STATED TASK
Set down the whole listing verbatim.

(Dataset items)
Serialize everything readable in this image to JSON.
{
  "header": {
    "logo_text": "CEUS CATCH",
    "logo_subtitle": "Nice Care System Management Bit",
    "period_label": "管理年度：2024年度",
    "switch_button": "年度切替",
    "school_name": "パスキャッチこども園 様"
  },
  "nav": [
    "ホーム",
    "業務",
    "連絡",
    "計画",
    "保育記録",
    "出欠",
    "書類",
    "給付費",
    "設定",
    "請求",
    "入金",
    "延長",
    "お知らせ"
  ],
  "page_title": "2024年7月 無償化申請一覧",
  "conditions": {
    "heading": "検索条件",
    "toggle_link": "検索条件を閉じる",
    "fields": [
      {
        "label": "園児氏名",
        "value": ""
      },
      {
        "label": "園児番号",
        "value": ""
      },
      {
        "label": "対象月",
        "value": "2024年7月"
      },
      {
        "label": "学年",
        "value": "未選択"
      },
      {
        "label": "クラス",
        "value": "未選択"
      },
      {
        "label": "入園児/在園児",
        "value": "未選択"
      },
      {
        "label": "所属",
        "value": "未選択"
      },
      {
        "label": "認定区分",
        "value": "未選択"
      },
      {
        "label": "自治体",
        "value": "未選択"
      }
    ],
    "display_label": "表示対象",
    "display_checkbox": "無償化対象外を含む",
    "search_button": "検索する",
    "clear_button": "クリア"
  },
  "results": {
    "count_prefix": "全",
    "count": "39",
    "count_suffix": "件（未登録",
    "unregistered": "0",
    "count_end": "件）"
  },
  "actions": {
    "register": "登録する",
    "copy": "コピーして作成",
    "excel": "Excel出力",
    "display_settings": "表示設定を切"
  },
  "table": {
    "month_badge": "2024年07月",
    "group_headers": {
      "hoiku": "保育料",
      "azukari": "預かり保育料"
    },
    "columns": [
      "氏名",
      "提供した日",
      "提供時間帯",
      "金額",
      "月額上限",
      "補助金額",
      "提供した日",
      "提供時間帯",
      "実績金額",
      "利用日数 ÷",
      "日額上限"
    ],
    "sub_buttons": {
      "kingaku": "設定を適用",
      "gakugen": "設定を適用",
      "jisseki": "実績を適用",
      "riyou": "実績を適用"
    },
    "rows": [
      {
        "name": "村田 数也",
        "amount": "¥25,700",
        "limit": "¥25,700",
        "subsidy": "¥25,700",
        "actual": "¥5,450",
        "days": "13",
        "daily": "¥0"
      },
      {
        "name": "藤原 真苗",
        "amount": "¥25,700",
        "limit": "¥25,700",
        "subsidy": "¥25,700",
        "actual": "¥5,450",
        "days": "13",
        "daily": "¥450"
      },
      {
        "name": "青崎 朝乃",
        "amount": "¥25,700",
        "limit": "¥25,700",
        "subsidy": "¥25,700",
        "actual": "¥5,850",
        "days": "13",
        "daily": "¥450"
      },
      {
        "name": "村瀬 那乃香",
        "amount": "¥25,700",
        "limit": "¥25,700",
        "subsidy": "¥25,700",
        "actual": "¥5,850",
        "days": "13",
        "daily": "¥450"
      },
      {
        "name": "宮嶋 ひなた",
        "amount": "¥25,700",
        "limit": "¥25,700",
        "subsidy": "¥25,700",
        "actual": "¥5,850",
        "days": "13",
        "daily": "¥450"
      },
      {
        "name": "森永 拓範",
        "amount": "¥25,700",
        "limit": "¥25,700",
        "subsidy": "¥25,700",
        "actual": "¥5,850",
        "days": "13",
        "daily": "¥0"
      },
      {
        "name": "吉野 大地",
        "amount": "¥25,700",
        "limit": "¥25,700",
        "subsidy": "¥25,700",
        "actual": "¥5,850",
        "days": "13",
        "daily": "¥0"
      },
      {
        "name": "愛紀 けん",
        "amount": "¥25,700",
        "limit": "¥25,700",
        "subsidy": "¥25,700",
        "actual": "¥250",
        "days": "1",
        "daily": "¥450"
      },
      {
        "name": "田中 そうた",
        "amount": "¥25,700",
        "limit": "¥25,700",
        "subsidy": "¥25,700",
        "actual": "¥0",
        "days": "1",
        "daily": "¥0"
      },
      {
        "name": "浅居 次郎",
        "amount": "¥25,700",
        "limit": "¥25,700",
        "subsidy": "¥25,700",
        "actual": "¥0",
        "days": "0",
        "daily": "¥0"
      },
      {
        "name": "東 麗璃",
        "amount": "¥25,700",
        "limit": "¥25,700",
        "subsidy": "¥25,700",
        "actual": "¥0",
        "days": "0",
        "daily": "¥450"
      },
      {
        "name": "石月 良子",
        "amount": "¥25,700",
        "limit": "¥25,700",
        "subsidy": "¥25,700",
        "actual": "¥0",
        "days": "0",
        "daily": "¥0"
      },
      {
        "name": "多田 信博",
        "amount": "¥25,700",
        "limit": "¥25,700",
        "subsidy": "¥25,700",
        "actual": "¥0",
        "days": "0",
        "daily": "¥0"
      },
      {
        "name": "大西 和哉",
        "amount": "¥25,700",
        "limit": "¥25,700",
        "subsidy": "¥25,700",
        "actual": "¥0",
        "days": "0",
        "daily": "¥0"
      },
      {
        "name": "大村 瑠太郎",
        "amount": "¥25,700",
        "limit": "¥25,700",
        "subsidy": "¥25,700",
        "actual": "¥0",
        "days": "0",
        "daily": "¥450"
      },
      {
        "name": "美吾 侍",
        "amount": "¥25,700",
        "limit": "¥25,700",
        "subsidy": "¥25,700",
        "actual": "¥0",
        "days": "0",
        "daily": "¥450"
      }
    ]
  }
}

FINAL RESULT
Serialize everything readable in this image to JSON.
{
  "header": {
    "logo_text": "CEUS CATCH",
    "logo_subtitle": "Nice Care System Management Bit",
    "period_label": "管理年度：2024年度",
    "switch_button": "年度切替",
    "school_name": "パスキャッチこども園 様"
  },
  "nav": [
    "ホーム",
    "業務",
    "連絡",
    "計画",
    "保育記録",
    "出欠",
    "書類",
    "給付費",
    "設定",
    "請求",
    "入金",
    "延長",
    "お知らせ"
  ],
  "page_title": "2024年7月 無償化申請一覧",
  "conditions": {
    "heading": "検索条件",
    "toggle_link": "検索条件を閉じる",
    "fields": [
      {
        "label": "園児氏名",
        "value": ""
      },
      {
        "label": "園児番号",
        "value": ""
      },
      {
        "label": "対象月",
        "value": "2024年7月"
      },
      {
        "label": "学年",
        "value": "未選択"
      },
      {
        "label": "クラス",
        "value": "未選択"
      },
      {
        "label": "入園児/在園児",
        "value": "未選択"
      },
      {
        "label": "所属",
        "value": "未選択"
      },
      {
        "label": "認定区分",
        "value": "未選択"
      },
      {
        "label": "自治体",
        "value": "未選択"
      }
    ],
    "display_label": "表示対象",
    "display_checkbox": "無償化対象外を含む",
    "search_button": "検索する",
    "clear_button": "クリア"
  },
  "results": {
    "count_prefix": "全",
    "count": "39",
    "count_suffix": "件（未登録",
    "unregistered": "0",
    "count_end": "件）"
  },
  "actions": {
    "register": "登録する",
    "copy": "コピーして作成",
    "excel": "Excel出力",
    "display_settings": "表示設定を切"
  },
  "table": {
    "month_badge": "2024年07月",
    "group_headers": {
      "hoiku": "保育料",
      "azukari": "預かり保育料"
    },
    "columns": [
      "氏名",
      "提供した日",
      "提供時間帯",
      "金額",
      "月額上限",
      "補助金額",
      "提供した日",
      "提供時間帯",
      "実績金額",
      "利用日数 ÷",
      "日額上限"
    ],
    "sub_buttons": {
      "kingaku": "設定を適用",
      "gakugen": "設定を適用",
      "jisseki": "実績を適用",
      "riyou": "実績を適用"
    },
    "rows": [
      {
        "name": "村田 数也",
        "amount": "¥25,700",
        "limit": "¥25,700",
        "subsidy": "¥25,700",
        "actual": "¥5,450",
        "days": "13",
        "daily": "¥0"
      },
      {
        "name": "藤原 真苗",
        "amount": "¥25,700",
        "limit": "¥25,700",
        "subsidy": "¥25,700",
        "actual": "¥5,450",
        "days": "13",
        "daily": "¥450"
      },
      {
        "name": "青崎 朝乃",
        "amount": "¥25,700",
        "limit": "¥25,700",
        "subsidy": "¥25,700",
        "actual": "¥5,850",
        "days": "13",
        "daily": "¥450"
      },
      {
        "name": "村瀬 那乃香",
        "amount": "¥25,700",
        "limit": "¥25,700",
        "subsidy": "¥25,700",
        "actual": "¥5,850",
        "days": "13",
        "daily": "¥450"
      },
      {
        "name": "宮嶋 ひなた",
        "amount": "¥25,700",
        "limit": "¥25,700",
        "subsidy": "¥25,700",
        "actual": "¥5,850",
        "days": "13",
        "daily": "¥450"
      },
      {
        "name": "森永 拓範",
        "amount": "¥25,700",
        "limit": "¥25,700",
        "subsidy": "¥25,700",
        "actual": "¥5,850",
        "days": "13",
        "daily": "¥0"
      },
      {
        "name": "吉野 大地",
        "amount": "¥25,700",
        "limit": "¥25,700",
        "subsidy": "¥25,700",
        "actual": "¥5,850",
        "days": "13",
        "daily": "¥0"
      },
      {
        "name": "愛紀 けん",
        "amount": "¥25,700",
        "limit": "¥25,700",
        "subsidy": "¥25,700",
        "actual": "¥250",
        "days": "1",
        "daily": "¥450"
      },
      {
        "name": "田中 そうた",
        "amount": "¥25,700",
        "limit": "¥25,700",
        "subsidy": "¥25,700",
        "actual": "¥0",
        "days": "1",
        "daily": "¥0"
      },
      {
        "name": "浅居 次郎",
        "amount": "¥25,700",
        "limit": "¥25,700",
        "subsidy": "¥25,700",
        "actual": "¥0",
        "days": "0",
        "daily": "¥0"
      },
      {
        "name": "東 麗璃",
        "amount": "¥25,700",
        "limit": "¥25,700",
        "subsidy": "¥25,700",
        "actual": "¥0",
        "days": "0",
        "daily": "¥450"
      },
      {
        "name": "石月 良子",
        "amount": "¥25,700",
        "limit": "¥25,700",
        "subsidy": "¥25,700",
        "actual": "¥0",
        "days": "0",
        "daily": "¥0"
      },
      {
        "name": "多田 信博",
        "amount": "¥25,700",
        "limit": "¥25,700",
        "subsidy": "¥25,700",
        "actual": "¥0",
        "days": "0",
        "daily": "¥0"
      },
      {
        "name": "大西 和哉",
        "amount": "¥25,700",
        "limit": "¥25,700",
        "subsidy": "¥25,700",
        "actual": "¥0",
        "days": "0",
        "daily": "¥0"
      },
      {
        "name": "大村 瑠太郎",
        "amount": "¥25,700",
        "limit": "¥25,700",
        "subsidy": "¥25,700",
        "actual": "¥0",
        "days": "0",
        "daily": "¥450"
      },
      {
        "name": "美吾 侍",
        "amount": "¥25,700",
        "limit": "¥25,700",
        "subsidy": "¥25,700",
        "actual": "¥0",
        "days": "0",
        "daily": "¥450"
      }
    ]
  }
}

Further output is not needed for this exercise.